(begin)

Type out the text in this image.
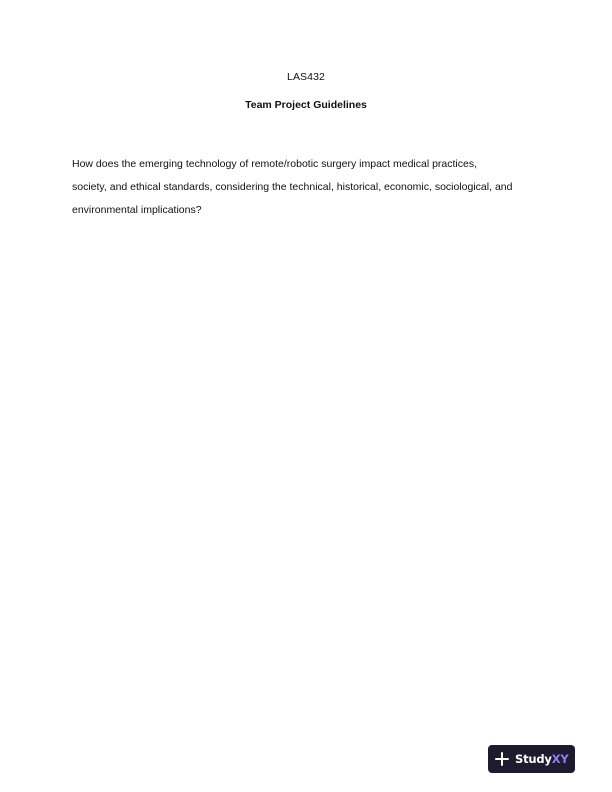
LAS432
Team Project Guidelines

How does the emerging technology of remote/robotic surgery impact medical practices,
society, and ethical standards, considering the technical, historical, economic, sociological, and
environmental implications?

StudyXY
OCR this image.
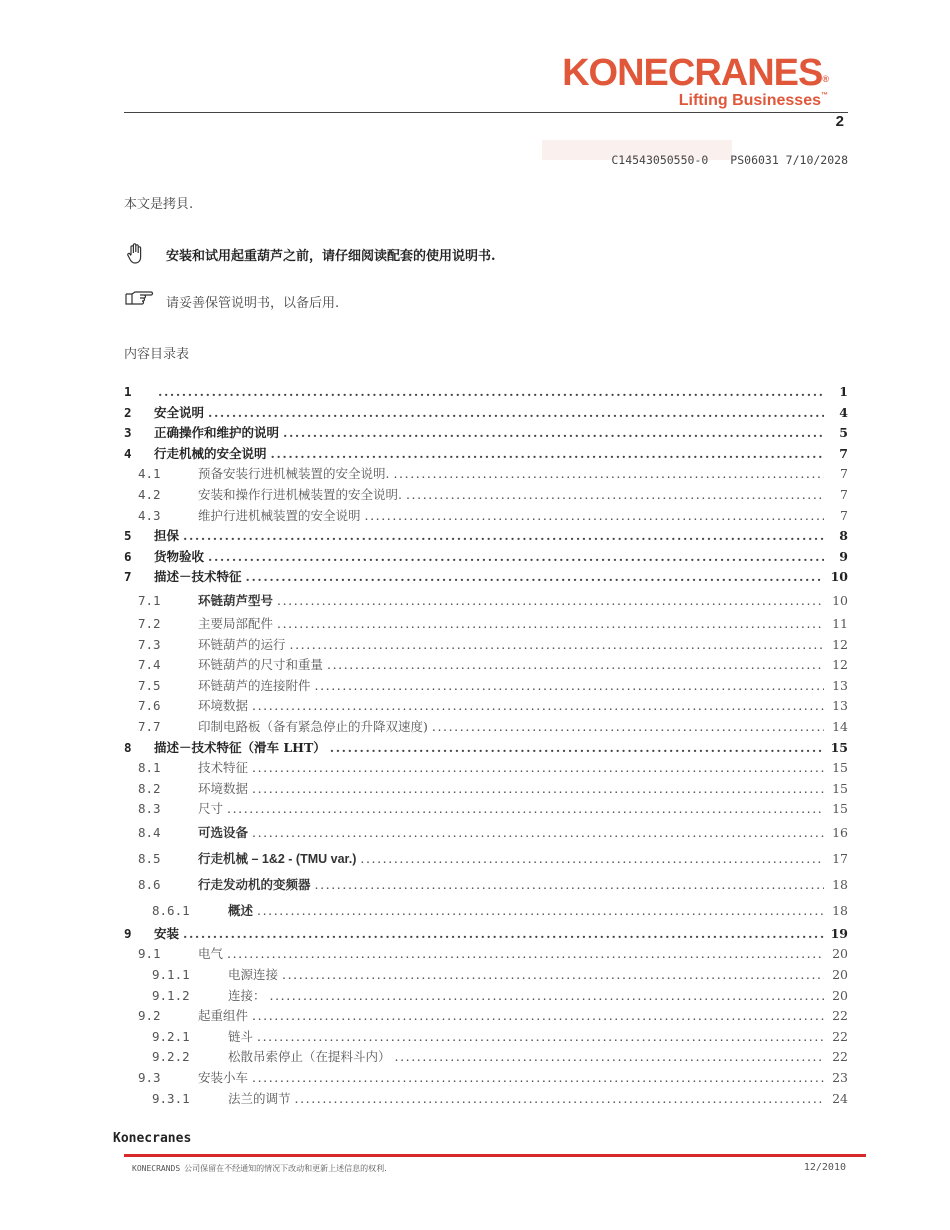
KONECRANES®
Lifting Businesses™
2
C14543050550-0 PS06031 7/10/2028
本文是拷貝.
安装和试用起重葫芦之前，请仔细阅读配套的使用说明书.
请妥善保管说明书，以备后用.
内容目录表
1 .....	1
2	安全说明 .....	4
3	正确操作和维护的说明 .....	5
4	行走机械的安全说明 .....	7
4.1	预备安装行进机械装置的安全说明. .....	7
4.2	安装和操作行进机械装置的安全说明. .....	7
4.3	维护行进机械装置的安全说明 .....	7
5	担保 .....	8
6	货物验收 .....	9
7	描述－技术特征 .....	10
7.1	环链葫芦型号 .....	10
7.2	主要局部配件 .....	11
7.3	环链葫芦的运行 .....	12
7.4	环链葫芦的尺寸和重量 .....	12
7.5	环链葫芦的连接附件 .....	13
7.6	环境数据 .....	13
7.7	印制电路板（备有紧急停止的升降双速度) .....	14
8	描述－技术特征（滑车 LHT） .....	15
8.1	技术特征 .....	15
8.2	环境数据 .....	15
8.3	尺寸 .....	15
8.4	可选设备 .....	16
8.5	行走机械 – 1&2 - (TMU var.) .....	17
8.6	行走发动机的变频器 .....	18
8.6.1	概述 .....	18
9	安装 .....	19
9.1	电气 .....	20
9.1.1	电源连接 .....	20
9.1.2	连接： .....	20
9.2	起重组件 .....	22
9.2.1	链斗 .....	22
9.2.2	松散吊索停止（在提料斗内） .....	22
9.3	安装小车 .....	23
9.3.1	法兰的调节 .....	24
Konecranes
KONECRANDS 公司保留在不经通知的情况下改动和更新上述信息的权利.	12/2010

(end)

§ What the task requires: From the entries above, collect every line with the string "技术特征" in it.

§ Result of this task:
7	描述－技术特征 .....	10
8	描述－技术特征（滑车 LHT） .....	15
8.1	技术特征 .....	15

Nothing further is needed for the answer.